Stored dataset items:
..........
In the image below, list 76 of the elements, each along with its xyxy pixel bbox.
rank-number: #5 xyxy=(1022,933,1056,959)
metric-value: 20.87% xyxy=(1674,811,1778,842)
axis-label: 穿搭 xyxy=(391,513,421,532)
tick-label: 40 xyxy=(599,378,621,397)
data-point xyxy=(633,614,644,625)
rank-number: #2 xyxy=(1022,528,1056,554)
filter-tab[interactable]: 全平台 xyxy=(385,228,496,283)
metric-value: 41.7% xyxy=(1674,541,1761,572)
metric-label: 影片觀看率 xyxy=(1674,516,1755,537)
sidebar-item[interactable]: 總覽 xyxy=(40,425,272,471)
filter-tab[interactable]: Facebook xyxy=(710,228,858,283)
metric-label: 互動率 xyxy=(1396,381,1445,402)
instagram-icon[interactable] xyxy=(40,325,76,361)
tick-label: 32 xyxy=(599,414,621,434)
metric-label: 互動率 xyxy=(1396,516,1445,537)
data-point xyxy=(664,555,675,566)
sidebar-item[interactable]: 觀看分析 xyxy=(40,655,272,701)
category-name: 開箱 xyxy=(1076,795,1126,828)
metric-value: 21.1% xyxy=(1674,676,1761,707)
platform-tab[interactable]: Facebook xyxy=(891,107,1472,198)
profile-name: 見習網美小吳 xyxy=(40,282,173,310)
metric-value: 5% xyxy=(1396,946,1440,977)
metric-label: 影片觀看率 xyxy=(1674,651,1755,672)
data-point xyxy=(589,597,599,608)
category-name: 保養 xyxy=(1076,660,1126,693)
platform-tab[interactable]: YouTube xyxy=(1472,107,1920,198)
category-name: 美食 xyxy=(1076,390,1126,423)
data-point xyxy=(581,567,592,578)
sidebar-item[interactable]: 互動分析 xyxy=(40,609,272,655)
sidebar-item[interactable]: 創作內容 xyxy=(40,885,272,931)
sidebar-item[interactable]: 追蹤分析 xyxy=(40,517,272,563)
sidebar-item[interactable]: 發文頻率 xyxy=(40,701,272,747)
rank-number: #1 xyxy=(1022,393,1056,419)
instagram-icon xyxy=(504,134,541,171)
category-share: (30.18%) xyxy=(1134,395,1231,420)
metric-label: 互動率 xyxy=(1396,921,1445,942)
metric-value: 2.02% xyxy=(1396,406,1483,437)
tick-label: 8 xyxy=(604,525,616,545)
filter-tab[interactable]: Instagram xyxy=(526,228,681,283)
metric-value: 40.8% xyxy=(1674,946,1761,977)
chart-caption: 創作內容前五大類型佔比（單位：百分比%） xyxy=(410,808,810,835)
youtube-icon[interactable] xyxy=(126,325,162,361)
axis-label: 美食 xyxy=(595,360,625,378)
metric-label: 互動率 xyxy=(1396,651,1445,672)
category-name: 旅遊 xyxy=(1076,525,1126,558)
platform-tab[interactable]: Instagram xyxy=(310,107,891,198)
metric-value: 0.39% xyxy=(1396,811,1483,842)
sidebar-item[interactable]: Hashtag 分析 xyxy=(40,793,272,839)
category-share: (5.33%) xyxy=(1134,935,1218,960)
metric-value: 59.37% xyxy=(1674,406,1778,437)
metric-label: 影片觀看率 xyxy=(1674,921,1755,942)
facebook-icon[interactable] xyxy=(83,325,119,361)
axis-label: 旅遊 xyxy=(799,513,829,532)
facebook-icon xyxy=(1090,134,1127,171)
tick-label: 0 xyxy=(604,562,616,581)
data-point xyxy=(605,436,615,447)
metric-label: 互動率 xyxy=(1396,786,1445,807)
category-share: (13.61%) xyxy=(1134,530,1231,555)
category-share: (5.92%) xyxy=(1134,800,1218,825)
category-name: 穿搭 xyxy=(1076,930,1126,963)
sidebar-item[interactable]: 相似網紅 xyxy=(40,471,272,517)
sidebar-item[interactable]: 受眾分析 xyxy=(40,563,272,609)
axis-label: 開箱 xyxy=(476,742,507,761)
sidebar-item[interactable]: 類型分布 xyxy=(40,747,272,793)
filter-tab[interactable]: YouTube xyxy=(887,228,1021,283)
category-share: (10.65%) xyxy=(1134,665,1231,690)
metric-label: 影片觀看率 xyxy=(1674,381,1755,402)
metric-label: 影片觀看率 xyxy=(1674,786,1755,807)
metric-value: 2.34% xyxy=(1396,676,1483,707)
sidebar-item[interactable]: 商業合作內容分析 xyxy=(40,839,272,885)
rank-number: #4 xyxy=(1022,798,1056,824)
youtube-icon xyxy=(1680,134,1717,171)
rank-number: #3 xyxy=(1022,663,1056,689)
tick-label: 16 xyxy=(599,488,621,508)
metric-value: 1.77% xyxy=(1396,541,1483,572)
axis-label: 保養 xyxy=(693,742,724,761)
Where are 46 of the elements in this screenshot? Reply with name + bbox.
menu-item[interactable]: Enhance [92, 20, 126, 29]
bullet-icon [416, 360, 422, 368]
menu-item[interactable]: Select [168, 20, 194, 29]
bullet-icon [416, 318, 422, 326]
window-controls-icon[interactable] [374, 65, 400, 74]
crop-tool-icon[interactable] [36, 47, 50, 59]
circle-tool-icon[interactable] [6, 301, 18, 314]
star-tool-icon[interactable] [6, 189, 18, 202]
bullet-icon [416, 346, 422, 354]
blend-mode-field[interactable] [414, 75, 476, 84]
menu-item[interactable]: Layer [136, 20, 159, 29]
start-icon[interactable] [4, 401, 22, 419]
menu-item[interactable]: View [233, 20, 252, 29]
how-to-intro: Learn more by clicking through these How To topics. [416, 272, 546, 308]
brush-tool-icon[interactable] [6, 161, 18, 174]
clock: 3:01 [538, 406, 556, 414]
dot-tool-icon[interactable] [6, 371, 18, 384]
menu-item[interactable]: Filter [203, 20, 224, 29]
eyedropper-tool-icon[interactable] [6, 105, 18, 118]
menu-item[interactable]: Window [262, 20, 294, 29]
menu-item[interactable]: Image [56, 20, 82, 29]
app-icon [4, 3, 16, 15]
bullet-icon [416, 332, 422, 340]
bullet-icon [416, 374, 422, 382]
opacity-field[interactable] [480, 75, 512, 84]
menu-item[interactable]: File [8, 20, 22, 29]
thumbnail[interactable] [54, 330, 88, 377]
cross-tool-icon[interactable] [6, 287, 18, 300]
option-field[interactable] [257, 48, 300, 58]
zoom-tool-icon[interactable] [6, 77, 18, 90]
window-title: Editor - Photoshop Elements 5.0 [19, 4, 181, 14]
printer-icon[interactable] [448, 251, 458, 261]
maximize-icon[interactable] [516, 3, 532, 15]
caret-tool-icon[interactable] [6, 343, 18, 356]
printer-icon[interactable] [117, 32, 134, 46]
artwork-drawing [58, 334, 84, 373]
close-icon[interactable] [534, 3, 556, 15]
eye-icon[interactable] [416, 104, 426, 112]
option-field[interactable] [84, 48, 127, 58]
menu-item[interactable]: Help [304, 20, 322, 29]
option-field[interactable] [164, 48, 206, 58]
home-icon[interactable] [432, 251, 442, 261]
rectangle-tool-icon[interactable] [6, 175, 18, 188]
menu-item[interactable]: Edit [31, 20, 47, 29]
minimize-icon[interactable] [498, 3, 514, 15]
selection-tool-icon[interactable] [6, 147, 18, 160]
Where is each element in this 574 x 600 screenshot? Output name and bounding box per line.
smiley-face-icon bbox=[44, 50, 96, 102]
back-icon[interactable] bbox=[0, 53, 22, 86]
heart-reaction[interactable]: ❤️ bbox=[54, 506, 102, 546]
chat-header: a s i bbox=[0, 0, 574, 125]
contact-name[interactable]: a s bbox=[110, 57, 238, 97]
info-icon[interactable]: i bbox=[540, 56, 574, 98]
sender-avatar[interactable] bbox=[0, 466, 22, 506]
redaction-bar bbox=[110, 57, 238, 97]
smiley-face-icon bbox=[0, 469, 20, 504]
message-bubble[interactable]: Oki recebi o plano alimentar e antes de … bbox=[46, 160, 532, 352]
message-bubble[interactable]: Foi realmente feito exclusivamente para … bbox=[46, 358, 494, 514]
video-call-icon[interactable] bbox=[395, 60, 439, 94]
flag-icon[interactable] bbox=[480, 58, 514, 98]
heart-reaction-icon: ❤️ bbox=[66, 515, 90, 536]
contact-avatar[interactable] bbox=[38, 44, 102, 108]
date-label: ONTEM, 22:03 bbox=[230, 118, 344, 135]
..........
Work to be completed: Reproduce the records word for word, from their first line up to and including the line containing "data-point xyxy=(633,614,644,625)".

Problem solution:
In the image below, list 76 of the elements, each along with its xyxy pixel bbox.
rank-number: #5 xyxy=(1022,933,1056,959)
metric-value: 20.87% xyxy=(1674,811,1778,842)
axis-label: 穿搭 xyxy=(391,513,421,532)
tick-label: 40 xyxy=(599,378,621,397)
data-point xyxy=(633,614,644,625)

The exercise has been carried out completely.